Given problem: Look through the material below and give the number of lines holding "this", with no other words.

>> START Data extract

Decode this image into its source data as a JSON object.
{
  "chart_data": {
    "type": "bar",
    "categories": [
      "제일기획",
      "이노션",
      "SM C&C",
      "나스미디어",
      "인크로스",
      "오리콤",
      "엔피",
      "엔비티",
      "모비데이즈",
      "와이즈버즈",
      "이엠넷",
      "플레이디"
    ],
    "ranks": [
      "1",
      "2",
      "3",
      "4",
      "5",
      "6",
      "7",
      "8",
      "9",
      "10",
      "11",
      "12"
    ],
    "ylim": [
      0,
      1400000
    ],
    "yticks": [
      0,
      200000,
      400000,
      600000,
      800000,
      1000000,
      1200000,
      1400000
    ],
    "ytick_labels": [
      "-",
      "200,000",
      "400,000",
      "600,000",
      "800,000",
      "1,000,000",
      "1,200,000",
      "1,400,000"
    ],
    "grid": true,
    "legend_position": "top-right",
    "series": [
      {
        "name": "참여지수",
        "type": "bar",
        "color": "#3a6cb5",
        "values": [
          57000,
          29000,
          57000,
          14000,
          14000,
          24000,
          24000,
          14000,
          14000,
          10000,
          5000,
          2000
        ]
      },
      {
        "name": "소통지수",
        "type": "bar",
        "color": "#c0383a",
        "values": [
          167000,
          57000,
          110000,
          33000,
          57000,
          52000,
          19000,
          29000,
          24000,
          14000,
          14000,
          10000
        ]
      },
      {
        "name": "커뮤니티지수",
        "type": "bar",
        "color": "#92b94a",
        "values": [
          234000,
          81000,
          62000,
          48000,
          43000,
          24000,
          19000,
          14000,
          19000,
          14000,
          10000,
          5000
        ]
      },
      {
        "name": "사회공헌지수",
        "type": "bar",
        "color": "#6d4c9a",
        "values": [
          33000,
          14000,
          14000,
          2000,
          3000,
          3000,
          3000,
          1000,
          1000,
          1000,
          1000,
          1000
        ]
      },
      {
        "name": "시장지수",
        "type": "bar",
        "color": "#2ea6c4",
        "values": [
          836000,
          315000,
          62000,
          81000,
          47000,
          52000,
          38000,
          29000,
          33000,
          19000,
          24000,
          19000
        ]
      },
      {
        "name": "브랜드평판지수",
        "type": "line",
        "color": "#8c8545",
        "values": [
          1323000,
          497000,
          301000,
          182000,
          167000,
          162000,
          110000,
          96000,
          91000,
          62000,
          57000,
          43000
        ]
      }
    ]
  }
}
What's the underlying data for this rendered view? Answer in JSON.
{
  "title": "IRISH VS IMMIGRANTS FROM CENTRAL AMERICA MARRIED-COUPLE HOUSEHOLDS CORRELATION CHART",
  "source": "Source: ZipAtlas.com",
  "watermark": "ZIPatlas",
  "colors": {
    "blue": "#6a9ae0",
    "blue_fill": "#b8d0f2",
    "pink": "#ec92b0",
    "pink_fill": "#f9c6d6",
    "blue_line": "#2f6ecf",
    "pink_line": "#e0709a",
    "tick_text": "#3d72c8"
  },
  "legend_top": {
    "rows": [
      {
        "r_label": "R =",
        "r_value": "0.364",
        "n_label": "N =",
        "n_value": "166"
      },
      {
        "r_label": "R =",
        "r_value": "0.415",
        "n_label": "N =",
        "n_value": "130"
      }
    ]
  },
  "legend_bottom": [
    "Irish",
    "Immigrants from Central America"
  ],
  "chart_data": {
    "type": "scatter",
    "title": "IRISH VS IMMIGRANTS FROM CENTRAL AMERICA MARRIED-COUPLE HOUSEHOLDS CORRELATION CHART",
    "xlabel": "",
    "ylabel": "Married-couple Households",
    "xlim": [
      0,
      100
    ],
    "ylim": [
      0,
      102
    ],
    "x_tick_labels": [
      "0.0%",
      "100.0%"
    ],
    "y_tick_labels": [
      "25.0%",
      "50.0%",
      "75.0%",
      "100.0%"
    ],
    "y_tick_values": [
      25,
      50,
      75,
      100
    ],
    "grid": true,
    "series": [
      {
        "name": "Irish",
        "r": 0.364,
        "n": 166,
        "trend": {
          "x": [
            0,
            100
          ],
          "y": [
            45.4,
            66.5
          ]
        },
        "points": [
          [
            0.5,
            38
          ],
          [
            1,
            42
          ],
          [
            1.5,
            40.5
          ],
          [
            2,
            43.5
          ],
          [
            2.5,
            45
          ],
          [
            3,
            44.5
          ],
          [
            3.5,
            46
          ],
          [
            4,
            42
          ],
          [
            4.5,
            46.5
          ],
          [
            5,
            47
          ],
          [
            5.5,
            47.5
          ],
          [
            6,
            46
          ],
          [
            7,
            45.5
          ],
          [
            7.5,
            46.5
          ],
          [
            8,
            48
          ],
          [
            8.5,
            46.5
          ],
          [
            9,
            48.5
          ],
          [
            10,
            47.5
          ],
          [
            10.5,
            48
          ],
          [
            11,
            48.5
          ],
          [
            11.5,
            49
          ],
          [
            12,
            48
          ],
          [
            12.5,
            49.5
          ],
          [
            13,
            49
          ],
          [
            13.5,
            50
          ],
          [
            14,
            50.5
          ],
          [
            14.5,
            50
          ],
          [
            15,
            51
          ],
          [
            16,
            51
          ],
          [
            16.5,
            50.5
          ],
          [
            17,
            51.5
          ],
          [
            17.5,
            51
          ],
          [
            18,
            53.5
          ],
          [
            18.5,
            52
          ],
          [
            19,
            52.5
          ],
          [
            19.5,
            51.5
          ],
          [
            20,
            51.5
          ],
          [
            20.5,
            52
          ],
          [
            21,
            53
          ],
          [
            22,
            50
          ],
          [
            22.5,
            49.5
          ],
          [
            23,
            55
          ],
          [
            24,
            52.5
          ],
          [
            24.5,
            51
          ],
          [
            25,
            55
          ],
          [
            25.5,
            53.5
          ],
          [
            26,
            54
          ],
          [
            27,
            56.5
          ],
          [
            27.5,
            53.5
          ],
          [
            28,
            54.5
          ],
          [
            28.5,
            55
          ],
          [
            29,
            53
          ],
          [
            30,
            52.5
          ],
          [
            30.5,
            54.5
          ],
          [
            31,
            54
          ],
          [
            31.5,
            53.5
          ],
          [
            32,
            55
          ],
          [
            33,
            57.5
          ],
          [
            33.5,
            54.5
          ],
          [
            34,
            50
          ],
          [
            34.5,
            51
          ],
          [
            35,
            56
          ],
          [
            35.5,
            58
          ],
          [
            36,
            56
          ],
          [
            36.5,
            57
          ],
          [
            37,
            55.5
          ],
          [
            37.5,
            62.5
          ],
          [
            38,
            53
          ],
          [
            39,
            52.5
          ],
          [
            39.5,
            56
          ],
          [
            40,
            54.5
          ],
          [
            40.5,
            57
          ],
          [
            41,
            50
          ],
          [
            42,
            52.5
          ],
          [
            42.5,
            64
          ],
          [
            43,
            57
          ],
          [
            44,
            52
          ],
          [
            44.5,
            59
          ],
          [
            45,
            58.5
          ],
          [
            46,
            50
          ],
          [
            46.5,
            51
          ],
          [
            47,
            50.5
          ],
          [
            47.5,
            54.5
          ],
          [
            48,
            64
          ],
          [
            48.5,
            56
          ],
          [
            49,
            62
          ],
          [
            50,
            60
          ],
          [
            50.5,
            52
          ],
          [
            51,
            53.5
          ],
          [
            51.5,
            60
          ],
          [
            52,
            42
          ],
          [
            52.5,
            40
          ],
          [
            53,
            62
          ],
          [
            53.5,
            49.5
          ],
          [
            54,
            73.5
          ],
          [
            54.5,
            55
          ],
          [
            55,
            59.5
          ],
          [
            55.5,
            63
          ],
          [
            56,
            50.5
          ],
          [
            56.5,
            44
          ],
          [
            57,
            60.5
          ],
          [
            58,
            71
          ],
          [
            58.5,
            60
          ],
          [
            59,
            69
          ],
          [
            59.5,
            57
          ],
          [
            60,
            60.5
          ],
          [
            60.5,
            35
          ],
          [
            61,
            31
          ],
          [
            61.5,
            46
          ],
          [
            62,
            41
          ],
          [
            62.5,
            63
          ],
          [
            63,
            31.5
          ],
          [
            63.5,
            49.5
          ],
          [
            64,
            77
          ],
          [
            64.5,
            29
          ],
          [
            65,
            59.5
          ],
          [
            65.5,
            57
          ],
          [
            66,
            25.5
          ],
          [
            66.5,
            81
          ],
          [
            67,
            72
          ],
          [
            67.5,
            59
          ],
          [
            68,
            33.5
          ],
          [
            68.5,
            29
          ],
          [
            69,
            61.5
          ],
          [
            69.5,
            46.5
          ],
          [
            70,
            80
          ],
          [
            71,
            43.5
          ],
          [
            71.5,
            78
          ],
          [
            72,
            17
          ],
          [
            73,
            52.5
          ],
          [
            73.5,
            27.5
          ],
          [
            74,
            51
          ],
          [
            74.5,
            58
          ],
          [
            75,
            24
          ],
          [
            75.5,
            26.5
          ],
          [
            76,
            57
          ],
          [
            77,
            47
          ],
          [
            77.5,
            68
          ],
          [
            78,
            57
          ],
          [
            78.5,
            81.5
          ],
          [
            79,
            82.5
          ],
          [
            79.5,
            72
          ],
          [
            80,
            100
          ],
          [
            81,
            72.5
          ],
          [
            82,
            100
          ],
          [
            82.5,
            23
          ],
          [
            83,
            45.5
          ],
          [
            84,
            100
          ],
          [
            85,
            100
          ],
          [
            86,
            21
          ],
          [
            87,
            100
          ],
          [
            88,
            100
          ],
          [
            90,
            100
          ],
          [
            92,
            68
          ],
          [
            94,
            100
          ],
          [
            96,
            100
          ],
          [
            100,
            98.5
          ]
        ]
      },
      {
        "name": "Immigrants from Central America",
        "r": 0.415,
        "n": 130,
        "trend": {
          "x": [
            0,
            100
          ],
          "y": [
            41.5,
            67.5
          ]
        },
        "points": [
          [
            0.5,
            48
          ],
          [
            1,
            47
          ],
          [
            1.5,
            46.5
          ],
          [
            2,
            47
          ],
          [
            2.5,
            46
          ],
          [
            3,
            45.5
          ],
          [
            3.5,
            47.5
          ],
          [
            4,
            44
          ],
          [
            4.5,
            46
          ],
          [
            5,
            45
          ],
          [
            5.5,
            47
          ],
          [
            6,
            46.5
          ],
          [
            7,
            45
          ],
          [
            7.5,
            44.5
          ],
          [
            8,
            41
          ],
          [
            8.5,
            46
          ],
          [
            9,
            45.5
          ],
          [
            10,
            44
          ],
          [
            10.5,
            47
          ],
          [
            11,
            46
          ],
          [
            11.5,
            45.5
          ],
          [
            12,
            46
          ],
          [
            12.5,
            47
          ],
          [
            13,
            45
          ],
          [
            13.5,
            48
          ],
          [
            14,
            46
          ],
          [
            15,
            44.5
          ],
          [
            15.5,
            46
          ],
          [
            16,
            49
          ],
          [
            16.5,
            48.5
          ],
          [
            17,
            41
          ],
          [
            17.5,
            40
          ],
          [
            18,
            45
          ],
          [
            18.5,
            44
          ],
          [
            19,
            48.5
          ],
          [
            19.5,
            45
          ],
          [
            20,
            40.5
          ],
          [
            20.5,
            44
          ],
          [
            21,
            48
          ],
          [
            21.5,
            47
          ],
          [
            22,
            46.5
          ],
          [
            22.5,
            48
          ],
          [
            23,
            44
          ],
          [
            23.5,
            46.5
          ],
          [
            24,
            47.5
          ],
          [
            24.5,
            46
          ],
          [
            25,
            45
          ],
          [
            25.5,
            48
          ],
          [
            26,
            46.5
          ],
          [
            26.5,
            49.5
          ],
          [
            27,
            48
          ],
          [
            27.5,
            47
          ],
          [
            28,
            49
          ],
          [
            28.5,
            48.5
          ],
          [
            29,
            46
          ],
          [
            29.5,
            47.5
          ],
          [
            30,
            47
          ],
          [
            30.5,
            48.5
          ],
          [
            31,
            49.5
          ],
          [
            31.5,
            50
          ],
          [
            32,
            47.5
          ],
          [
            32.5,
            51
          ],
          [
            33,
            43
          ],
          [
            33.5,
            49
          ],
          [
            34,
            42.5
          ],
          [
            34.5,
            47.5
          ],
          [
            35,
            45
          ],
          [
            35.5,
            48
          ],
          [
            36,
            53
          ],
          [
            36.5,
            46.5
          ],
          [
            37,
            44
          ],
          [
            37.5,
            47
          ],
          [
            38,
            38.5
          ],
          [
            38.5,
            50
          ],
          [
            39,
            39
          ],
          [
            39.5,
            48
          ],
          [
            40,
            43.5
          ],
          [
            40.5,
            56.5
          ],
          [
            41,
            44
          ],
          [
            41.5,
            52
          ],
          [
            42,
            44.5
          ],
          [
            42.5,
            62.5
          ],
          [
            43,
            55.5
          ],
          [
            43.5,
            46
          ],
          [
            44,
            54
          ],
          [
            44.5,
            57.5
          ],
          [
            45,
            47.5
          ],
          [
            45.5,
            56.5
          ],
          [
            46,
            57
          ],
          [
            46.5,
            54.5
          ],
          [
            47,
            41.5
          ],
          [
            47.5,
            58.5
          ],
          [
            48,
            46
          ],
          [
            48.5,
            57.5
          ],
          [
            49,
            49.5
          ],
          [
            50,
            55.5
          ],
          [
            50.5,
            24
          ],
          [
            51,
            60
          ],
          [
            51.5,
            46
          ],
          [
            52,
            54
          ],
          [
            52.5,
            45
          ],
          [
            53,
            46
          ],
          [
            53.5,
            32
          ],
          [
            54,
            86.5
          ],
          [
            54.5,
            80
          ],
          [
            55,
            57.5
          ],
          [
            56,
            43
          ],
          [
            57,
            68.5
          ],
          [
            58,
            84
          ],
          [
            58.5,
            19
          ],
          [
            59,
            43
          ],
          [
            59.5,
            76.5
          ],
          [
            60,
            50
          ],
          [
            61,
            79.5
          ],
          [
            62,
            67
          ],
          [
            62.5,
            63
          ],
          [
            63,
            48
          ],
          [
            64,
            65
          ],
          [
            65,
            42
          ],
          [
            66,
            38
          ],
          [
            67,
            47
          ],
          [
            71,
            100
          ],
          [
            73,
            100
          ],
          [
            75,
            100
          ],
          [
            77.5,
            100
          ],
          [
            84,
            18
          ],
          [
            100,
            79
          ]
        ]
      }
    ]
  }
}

>> END Data extract

Result: 2